+++ Given records

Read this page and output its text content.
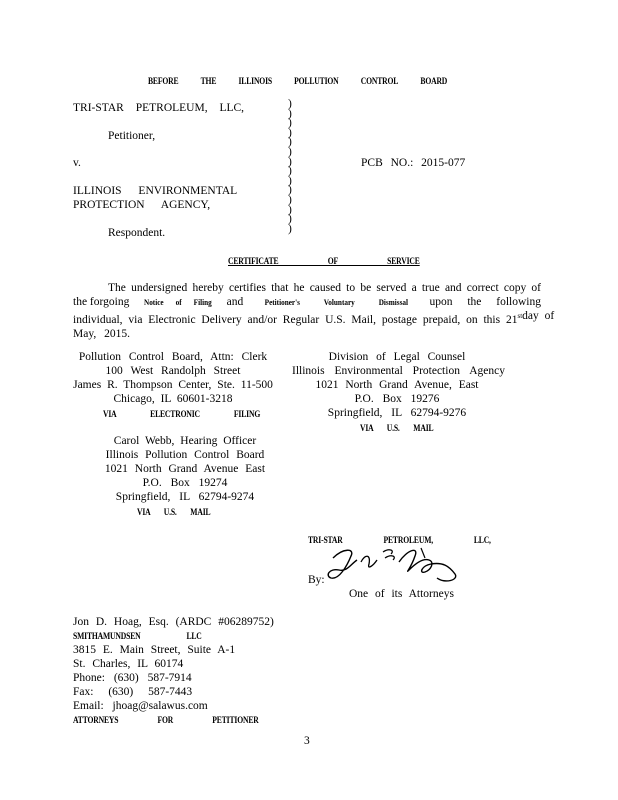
BEFORE THE ILLINOIS POLLUTION CONTROL BOARD
TRI-STAR PETROLEUM, LLC,
Petitioner,
v.
ILLINOIS ENVIRONMENTAL
PROTECTION AGENCY,
Respondent.
)
)
)
)
)
)
)
)
)
)
)
)
)
)
PCB NO.: 2015-077
CERTIFICATE OF SERVICE
The undersigned hereby certifies that he caused to be served a true and correct copy of
the forgoing Notice of Filing and	Petitioner's Voluntary Dismissal upon the following
individual, via Electronic Delivery and/or Regular U.S. Mail, postage prepaid, on this 21st day of
May, 2015.
Pollution Control Board, Attn: Clerk
100 West Randolph Street
James R. Thompson Center, Ste. 11-500
Chicago, IL 60601-3218
VIA ELECTRONIC FILING
Division of Legal Counsel
Illinois Environmental Protection Agency
1021 North Grand Avenue, East
P.O. Box 19276
Springfield, IL 62794-9276
VIA U.S. MAIL
Carol Webb, Hearing Officer
Illinois Pollution Control Board
1021 North Grand Avenue East
P.O. Box 19274
Springfield, IL 62794-9274
VIA U.S. MAIL
TRI-STAR PETROLEUM, LLC,
By:
One of its Attorneys
Jon D. Hoag, Esq. (ARDC #06289752)
SMITHAMUNDSEN LLC
3815 E. Main Street, Suite A-1
St. Charles, IL 60174
Phone: (630) 587-7914
Fax: (630) 587-7443
Email: jhoag@salawus.com
ATTORNEYS FOR PETITIONER
3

++++++

* **Instruction**
State how many lines of the records above contain the word "Grand", and give only that number.

* **Response to the exercise**
2